[Stored data entries]
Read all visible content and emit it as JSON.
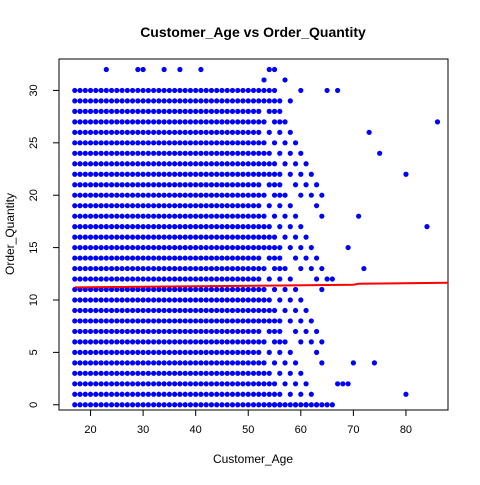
{
  "chart_data": {
    "type": "scatter",
    "title": "Customer_Age vs Order_Quantity",
    "xlabel": "Customer_Age",
    "ylabel": "Order_Quantity",
    "xlim": [
      14,
      88
    ],
    "ylim": [
      -0.5,
      33
    ],
    "xticks": [
      20,
      30,
      40,
      50,
      60,
      70,
      80
    ],
    "yticks": [
      0,
      5,
      10,
      15,
      20,
      25,
      30
    ],
    "grid": false,
    "colors": {
      "points": "#0000ff",
      "trend": "#ff0000"
    },
    "points": {
      "dense_block": {
        "x_range": [
          17,
          52
        ],
        "y_range": [
          1,
          30
        ],
        "note": "points at every integer age and quantity"
      },
      "extra": [
        [
          23,
          32
        ],
        [
          29,
          32
        ],
        [
          30,
          32
        ],
        [
          34,
          32
        ],
        [
          37,
          32
        ],
        [
          41,
          32
        ],
        [
          54,
          32
        ],
        [
          55,
          32
        ],
        [
          53,
          31
        ],
        [
          57,
          31
        ],
        [
          60,
          30
        ],
        [
          65,
          30
        ],
        [
          67,
          30
        ],
        [
          86,
          27
        ],
        [
          73,
          26
        ],
        [
          75,
          24
        ],
        [
          80,
          22
        ],
        [
          71,
          18
        ],
        [
          69,
          15
        ],
        [
          72,
          13
        ],
        [
          84,
          17
        ],
        [
          65,
          12
        ],
        [
          66,
          12
        ],
        [
          70,
          4
        ],
        [
          74,
          4
        ],
        [
          67,
          2
        ],
        [
          68,
          2
        ],
        [
          69,
          2
        ],
        [
          80,
          1
        ]
      ]
    },
    "trend_line": {
      "x": [
        17,
        70,
        71,
        88
      ],
      "y": [
        11.2,
        11.45,
        11.55,
        11.65
      ]
    }
  }
}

EXERCISE INSTRUCTIONS: Return all of the entries exactly as written, but drop any pictures they hold.

THE RESULT:
Read all visible content and emit it as JSON.
{
  "chart_data": {
    "type": "scatter",
    "title": "Customer_Age vs Order_Quantity",
    "xlabel": "Customer_Age",
    "ylabel": "Order_Quantity",
    "xlim": [
      14,
      88
    ],
    "ylim": [
      -0.5,
      33
    ],
    "xticks": [
      20,
      30,
      40,
      50,
      60,
      70,
      80
    ],
    "yticks": [
      0,
      5,
      10,
      15,
      20,
      25,
      30
    ],
    "grid": false,
    "colors": {
      "points": "#0000ff",
      "trend": "#ff0000"
    },
    "points": {
      "dense_block": {
        "x_range": [
          17,
          52
        ],
        "y_range": [
          1,
          30
        ],
        "note": "points at every integer age and quantity"
      },
      "extra": [
        [
          23,
          32
        ],
        [
          29,
          32
        ],
        [
          30,
          32
        ],
        [
          34,
          32
        ],
        [
          37,
          32
        ],
        [
          41,
          32
        ],
        [
          54,
          32
        ],
        [
          55,
          32
        ],
        [
          53,
          31
        ],
        [
          57,
          31
        ],
        [
          60,
          30
        ],
        [
          65,
          30
        ],
        [
          67,
          30
        ],
        [
          86,
          27
        ],
        [
          73,
          26
        ],
        [
          75,
          24
        ],
        [
          80,
          22
        ],
        [
          71,
          18
        ],
        [
          69,
          15
        ],
        [
          72,
          13
        ],
        [
          84,
          17
        ],
        [
          65,
          12
        ],
        [
          66,
          12
        ],
        [
          70,
          4
        ],
        [
          74,
          4
        ],
        [
          67,
          2
        ],
        [
          68,
          2
        ],
        [
          69,
          2
        ],
        [
          80,
          1
        ]
      ]
    },
    "trend_line": {
      "x": [
        17,
        70,
        71,
        88
      ],
      "y": [
        11.2,
        11.45,
        11.55,
        11.65
      ]
    }
  }
}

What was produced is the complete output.